What is expected
Find the line containing "Parse this screenshot: output". Quote it and every line after it, exactly, through the end; skip pictures.

Entries shown
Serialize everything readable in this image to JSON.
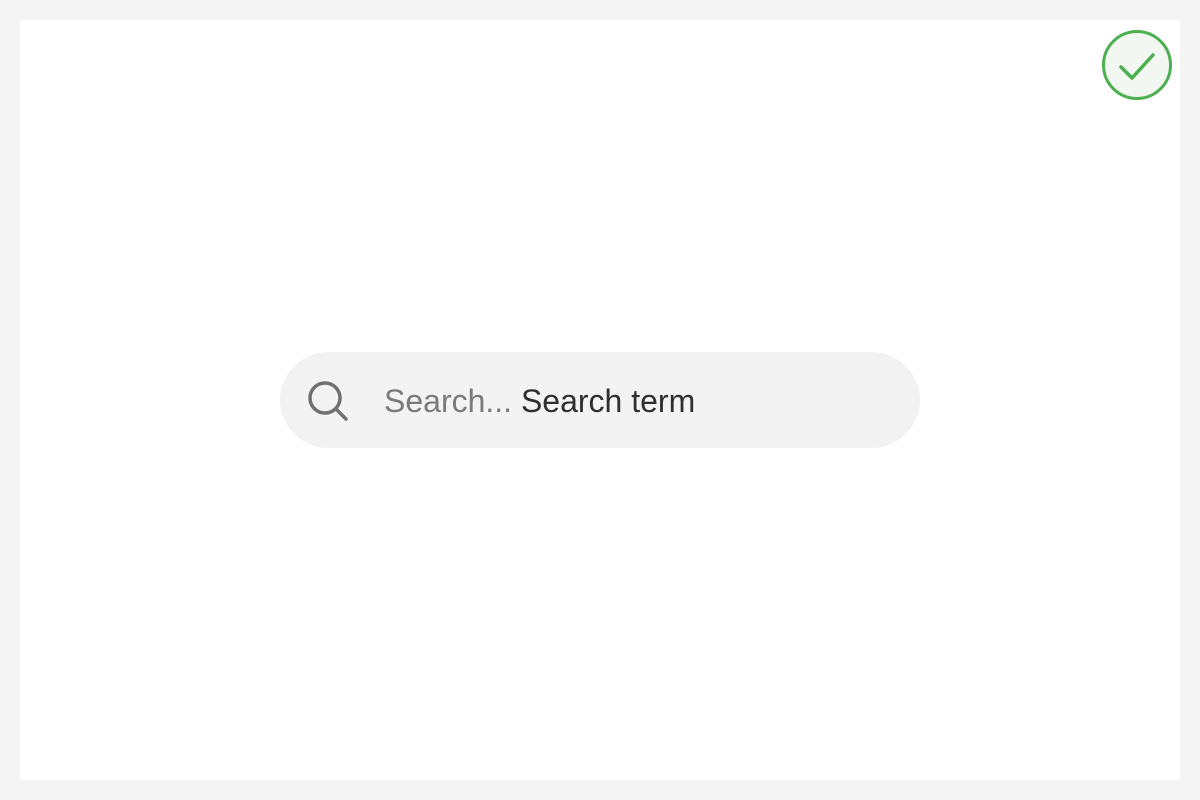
{
  "search": {
    "placeholder": "Search...",
    "value": "Search term"
  },
  "icons": {
    "search": "search-icon",
    "status": "check-circle-icon"
  },
  "colors": {
    "success": "#4caf50",
    "field_background": "#f3f3f3",
    "placeholder_text": "#7a7a7a",
    "value_text": "#2f2f2f"
  }
}
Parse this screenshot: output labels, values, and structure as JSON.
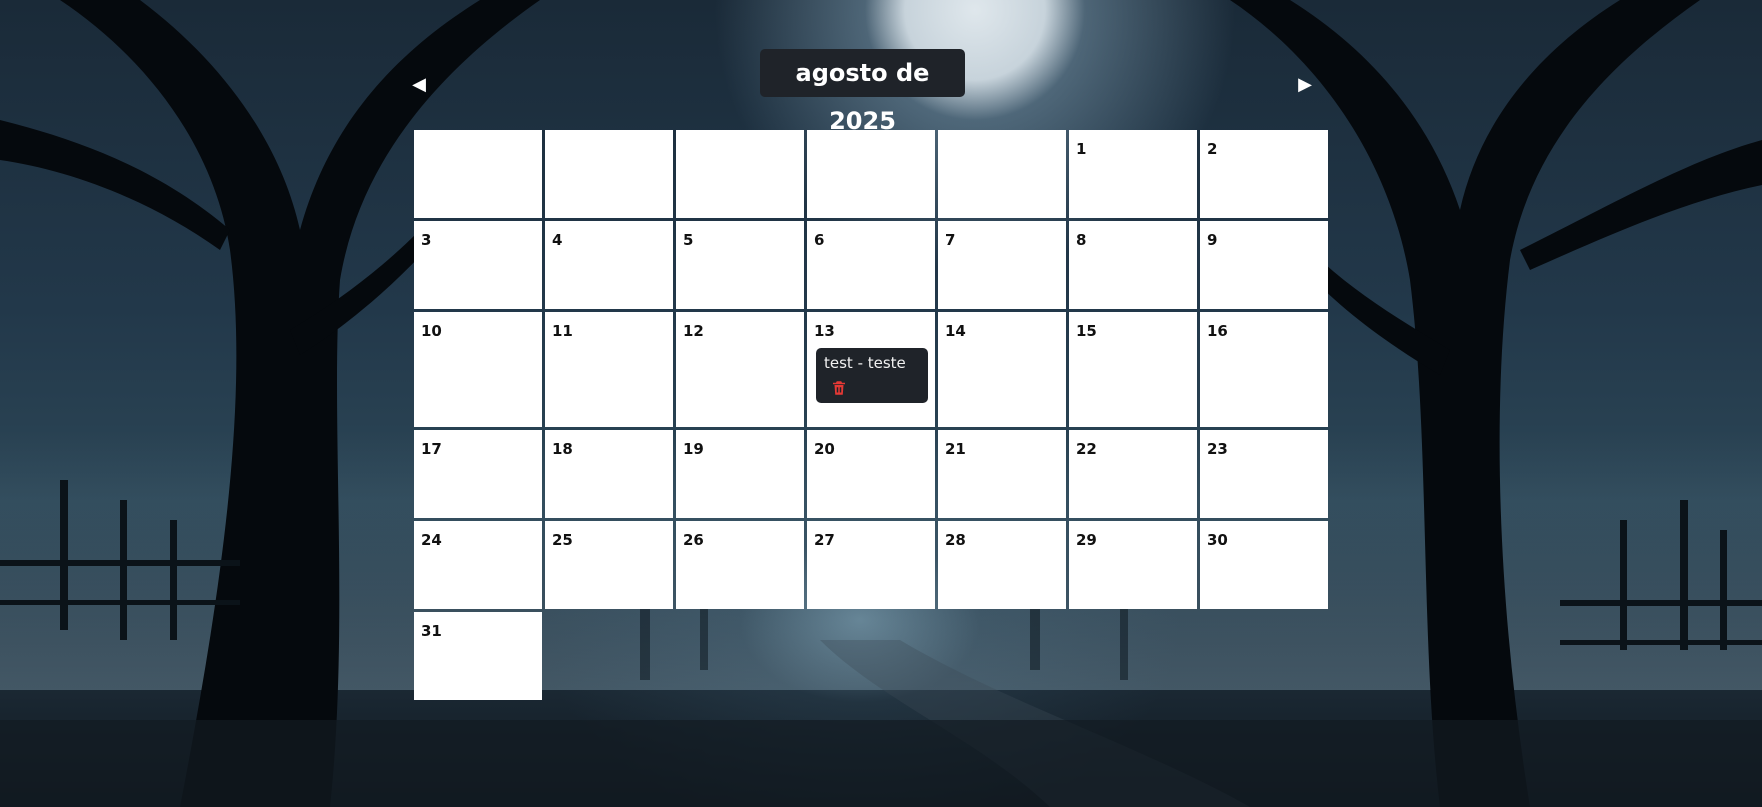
{
  "calendar": {
    "month_title": "agosto de 2025",
    "prev_icon": "◀",
    "next_icon": "▶",
    "days": [
      "1",
      "2",
      "3",
      "4",
      "5",
      "6",
      "7",
      "8",
      "9",
      "10",
      "11",
      "12",
      "13",
      "14",
      "15",
      "16",
      "17",
      "18",
      "19",
      "20",
      "21",
      "22",
      "23",
      "24",
      "25",
      "26",
      "27",
      "28",
      "29",
      "30",
      "31"
    ],
    "event": {
      "day": "13",
      "title": "test - teste",
      "delete_icon": "trash-icon"
    }
  },
  "colors": {
    "panel_dark": "#1f2329",
    "cell_bg": "#ffffff",
    "delete_red": "#e53935"
  }
}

Solution
Parse this screenshot: output labels, values, and structure as JSON.
{
  "calendar": {
    "month_title": "agosto de 2025",
    "prev_icon": "◀",
    "next_icon": "▶",
    "days": [
      "1",
      "2",
      "3",
      "4",
      "5",
      "6",
      "7",
      "8",
      "9",
      "10",
      "11",
      "12",
      "13",
      "14",
      "15",
      "16",
      "17",
      "18",
      "19",
      "20",
      "21",
      "22",
      "23",
      "24",
      "25",
      "26",
      "27",
      "28",
      "29",
      "30",
      "31"
    ],
    "event": {
      "day": "13",
      "title": "test - teste",
      "delete_icon": "trash-icon"
    }
  },
  "colors": {
    "panel_dark": "#1f2329",
    "cell_bg": "#ffffff",
    "delete_red": "#e53935"
  }
}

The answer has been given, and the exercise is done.